**What you should do**
Type out all the records word for word. Any pictures are to be left out.

* Start Exercise materials *

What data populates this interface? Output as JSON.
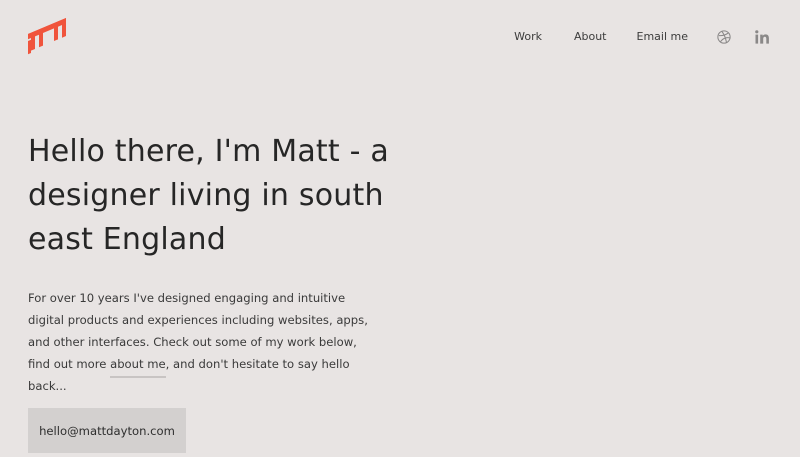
{
  "brand": {
    "accent_color": "#f0543c",
    "logo_icon": "mt-monogram-logo"
  },
  "nav": {
    "items": [
      {
        "label": "Work"
      },
      {
        "label": "About"
      },
      {
        "label": "Email me"
      }
    ],
    "social": [
      {
        "icon": "dribbble-icon"
      },
      {
        "icon": "linkedin-icon",
        "glyph": "in"
      }
    ]
  },
  "hero": {
    "headline": "Hello there, I'm Matt - a designer living in south east England",
    "intro_before_link": "For over 10 years I've designed engaging and intuitive digital products and experiences including websites, apps, and other interfaces. Check out some of my work below, find out more ",
    "intro_link": "about me",
    "intro_after_link": ", and don't hesitate to say hello back...",
    "email_button": "hello@mattdayton.com"
  },
  "colors": {
    "background": "#e8e4e3",
    "button_background": "#d3d0cf",
    "text": "#2b2b2b"
  }
}
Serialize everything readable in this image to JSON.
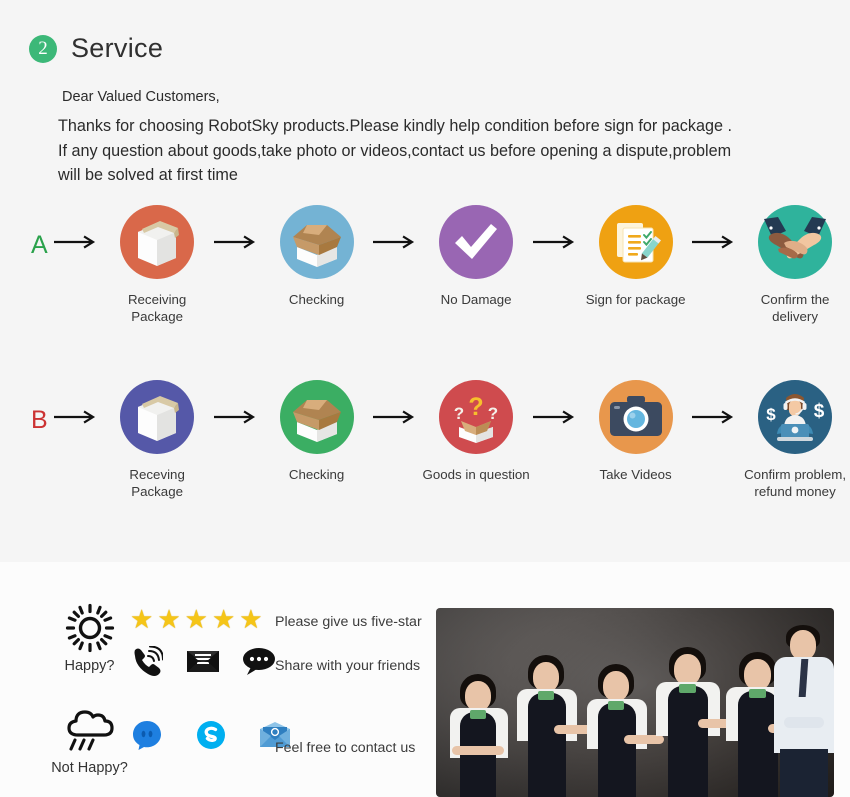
{
  "service": {
    "badge_number": "2",
    "title": "Service",
    "salutation": "Dear Valued Customers,",
    "paragraph_lines": [
      "Thanks for choosing RobotSky products.Please kindly help condition before sign for package .",
      "If any question about goods,take photo or videos,contact us before opening a dispute,problem",
      "will be solved at first time"
    ],
    "accent_green": "#3cb878"
  },
  "flow": {
    "rows": [
      {
        "letter": "A",
        "letter_color": "#2ba24c",
        "steps": [
          {
            "label": "Receiving Package",
            "icon": "closed-package-icon",
            "color": "#d9684a"
          },
          {
            "label": "Checking",
            "icon": "open-box-icon",
            "color": "#74b3d4"
          },
          {
            "label": "No Damage",
            "icon": "checkmark-icon",
            "color": "#9966b3"
          },
          {
            "label": "Sign for package",
            "icon": "clipboard-pen-icon",
            "color": "#efa112"
          },
          {
            "label": "Confirm the delivery",
            "icon": "handshake-icon",
            "color": "#2fb39c"
          }
        ]
      },
      {
        "letter": "B",
        "letter_color": "#cc3333",
        "steps": [
          {
            "label": "Receving Package",
            "icon": "closed-package-icon",
            "color": "#5558a8"
          },
          {
            "label": "Checking",
            "icon": "open-box-icon",
            "color": "#3bae63"
          },
          {
            "label": "Goods in question",
            "icon": "question-box-icon",
            "color": "#cf4b4e"
          },
          {
            "label": "Take Videos",
            "icon": "camera-icon",
            "color": "#e8974c"
          },
          {
            "label": "Confirm problem,\nrefund money",
            "icon": "support-agent-icon",
            "color": "#2a6183"
          }
        ]
      }
    ],
    "arrow_icon": "right-arrow-icon"
  },
  "contact": {
    "moods": [
      {
        "label": "Happy?",
        "icon": "sun-icon"
      },
      {
        "label": "Not Happy?",
        "icon": "rain-cloud-icon"
      }
    ],
    "star_count": 5,
    "star_glyph": "★",
    "star_color": "#f5c518",
    "happy_icons": [
      "phone-ring-icon",
      "mail-envelope-icon",
      "chat-bubble-icon"
    ],
    "nothappy_icons": [
      "messenger-icon",
      "skype-icon",
      "email-open-icon"
    ],
    "messages": [
      "Please give us five-star",
      "Share with your friends",
      "Feel free to contact us"
    ]
  },
  "photo": {
    "alt_name": "customer-service-team-photo"
  }
}
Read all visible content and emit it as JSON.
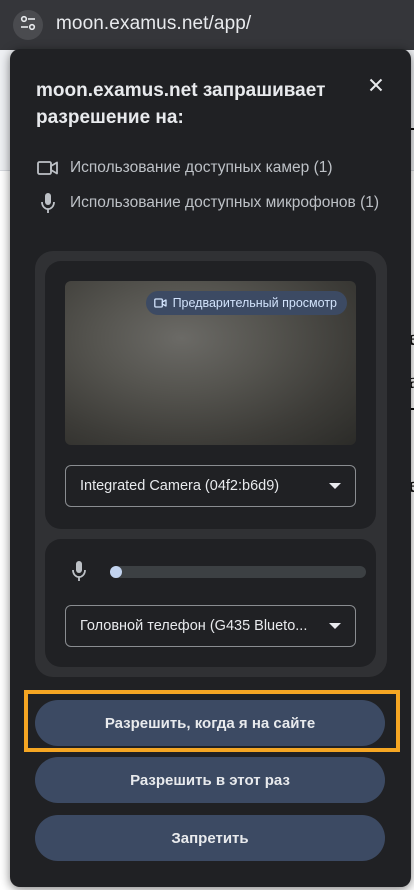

* End Exercise materials *

**Response for this exercise**
What data populates this interface? Output as JSON.
{
  "brand": {
    "accent_color": "#f0543c",
    "logo_icon": "mt-monogram-logo"
  },
  "nav": {
    "items": [
      {
        "label": "Work"
      },
      {
        "label": "About"
      },
      {
        "label": "Email me"
      }
    ],
    "social": [
      {
        "icon": "dribbble-icon"
      },
      {
        "icon": "linkedin-icon",
        "glyph": "in"
      }
    ]
  },
  "hero": {
    "headline": "Hello there, I'm Matt - a designer living in south east England",
    "intro_before_link": "For over 10 years I've designed engaging and intuitive digital products and experiences including websites, apps, and other interfaces. Check out some of my work below, find out more ",
    "intro_link": "about me",
    "intro_after_link": ", and don't hesitate to say hello back...",
    "email_button": "hello@mattdayton.com"
  },
  "colors": {
    "background": "#e8e4e3",
    "button_background": "#d3d0cf",
    "text": "#2b2b2b"
  }
}
Serialize everything readable in this image to JSON.
{
  "service": {
    "badge_number": "2",
    "title": "Service",
    "salutation": "Dear Valued Customers,",
    "paragraph_lines": [
      "Thanks for choosing RobotSky products.Please kindly help condition before sign for package .",
      "If any question about goods,take photo or videos,contact us before opening a dispute,problem",
      "will be solved at first time"
    ],
    "accent_green": "#3cb878"
  },
  "flow": {
    "rows": [
      {
        "letter": "A",
        "letter_color": "#2ba24c",
        "steps": [
          {
            "label": "Receiving Package",
            "icon": "closed-package-icon",
            "color": "#d9684a"
          },
          {
            "label": "Checking",
            "icon": "open-box-icon",
            "color": "#74b3d4"
          },
          {
            "label": "No Damage",
            "icon": "checkmark-icon",
            "color": "#9966b3"
          },
          {
            "label": "Sign for package",
            "icon": "clipboard-pen-icon",
            "color": "#efa112"
          },
          {
            "label": "Confirm the delivery",
            "icon": "handshake-icon",
            "color": "#2fb39c"
          }
        ]
      },
      {
        "letter": "B",
        "letter_color": "#cc3333",
        "steps": [
          {
            "label": "Receving Package",
            "icon": "closed-package-icon",
            "color": "#5558a8"
          },
          {
            "label": "Checking",
            "icon": "open-box-icon",
            "color": "#3bae63"
          },
          {
            "label": "Goods in question",
            "icon": "question-box-icon",
            "color": "#cf4b4e"
          },
          {
            "label": "Take Videos",
            "icon": "camera-icon",
            "color": "#e8974c"
          },
          {
            "label": "Confirm problem,\nrefund money",
            "icon": "support-agent-icon",
            "color": "#2a6183"
          }
        ]
      }
    ],
    "arrow_icon": "right-arrow-icon"
  },
  "contact": {
    "moods": [
      {
        "label": "Happy?",
        "icon": "sun-icon"
      },
      {
        "label": "Not Happy?",
        "icon": "rain-cloud-icon"
      }
    ],
    "star_count": 5,
    "star_glyph": "★",
    "star_color": "#f5c518",
    "happy_icons": [
      "phone-ring-icon",
      "mail-envelope-icon",
      "chat-bubble-icon"
    ],
    "nothappy_icons": [
      "messenger-icon",
      "skype-icon",
      "email-open-icon"
    ],
    "messages": [
      "Please give us five-star",
      "Share with your friends",
      "Feel free to contact us"
    ]
  },
  "photo": {
    "alt_name": "customer-service-team-photo"
  }
}
Read all visible content and emit it as JSON.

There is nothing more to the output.